Every record must be restated exactly. Drop the images.

[Information]

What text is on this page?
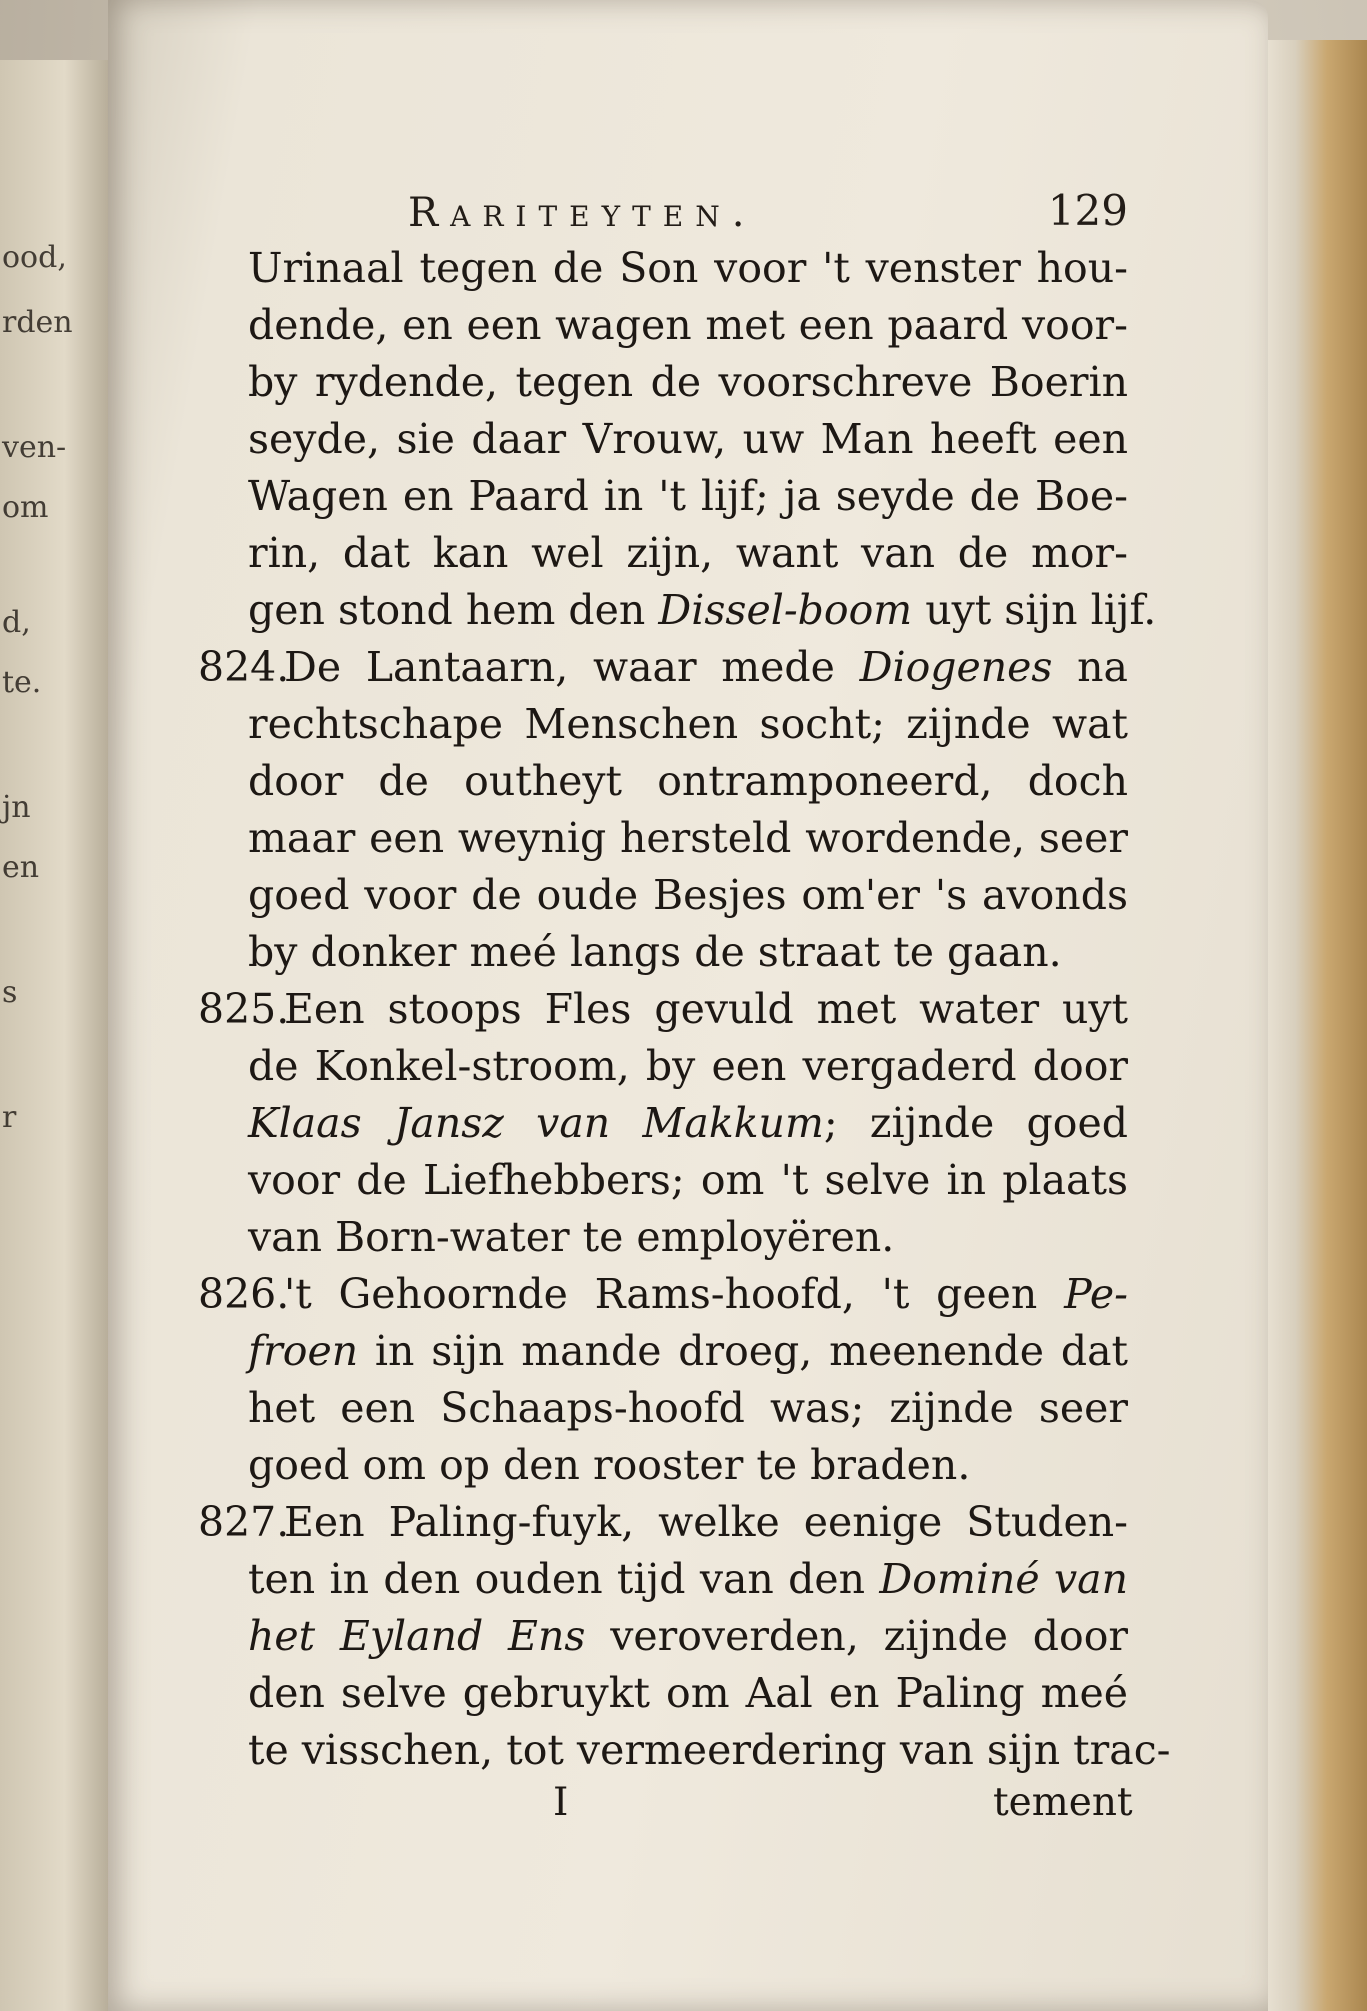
ood,
rden
ven-
om
d,
te.
jn
en
s
r
Rariteyten.	129
Urinaal tegen de Son voor 't venster hou-
dende, en een wagen met een paard voor-
by rydende, tegen de voorschreve Boerin
seyde, sie daar Vrouw, uw Man heeft een
Wagen en Paard in 't lijf; ja seyde de Boe-
rin, dat kan wel zijn, want van de mor-
gen stond hem den Dissel-boom uyt sijn lijf.
824.De Lantaarn, waar mede Diogenes na
rechtschape Menschen socht; zijnde wat
door de outheyt ontramponeerd, doch
maar een weynig hersteld wordende, seer
goed voor de oude Besjes om'er 's avonds
by donker meé langs de straat te gaan.
825.Een stoops Fles gevuld met water uyt
de Konkel-stroom, by een vergaderd door
Klaas Jansz van Makkum; zijnde goed
voor de Liefhebbers; om 't selve in plaats
van Born-water te employëren.
826.'t Gehoornde Rams-hoofd, 't geen Pe-
froen in sijn mande droeg, meenende dat
het een Schaaps-hoofd was; zijnde seer
goed om op den rooster te braden.
827.Een Paling-fuyk, welke eenige Studen-
ten in den ouden tijd van den Dominé van
het Eyland Ens veroverden, zijnde door
den selve gebruykt om Aal en Paling meé
te visschen, tot vermeerdering van sijn trac-
I	tement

[/Information]

◆ **Response area**:
What text is on this page?
ood,
rden
ven-
om
d,
te.
jn
en
s
r
Rariteyten.	129
Urinaal tegen de Son voor 't venster hou-
dende, en een wagen met een paard voor-
by rydende, tegen de voorschreve Boerin
seyde, sie daar Vrouw, uw Man heeft een
Wagen en Paard in 't lijf; ja seyde de Boe-
rin, dat kan wel zijn, want van de mor-
gen stond hem den Dissel-boom uyt sijn lijf.
824.De Lantaarn, waar mede Diogenes na
rechtschape Menschen socht; zijnde wat
door de outheyt ontramponeerd, doch
maar een weynig hersteld wordende, seer
goed voor de oude Besjes om'er 's avonds
by donker meé langs de straat te gaan.
825.Een stoops Fles gevuld met water uyt
de Konkel-stroom, by een vergaderd door
Klaas Jansz van Makkum; zijnde goed
voor de Liefhebbers; om 't selve in plaats
van Born-water te employëren.
826.'t Gehoornde Rams-hoofd, 't geen Pe-
froen in sijn mande droeg, meenende dat
het een Schaaps-hoofd was; zijnde seer
goed om op den rooster te braden.
827.Een Paling-fuyk, welke eenige Studen-
ten in den ouden tijd van den Dominé van
het Eyland Ens veroverden, zijnde door
den selve gebruykt om Aal en Paling meé
te visschen, tot vermeerdering van sijn trac-
I	tement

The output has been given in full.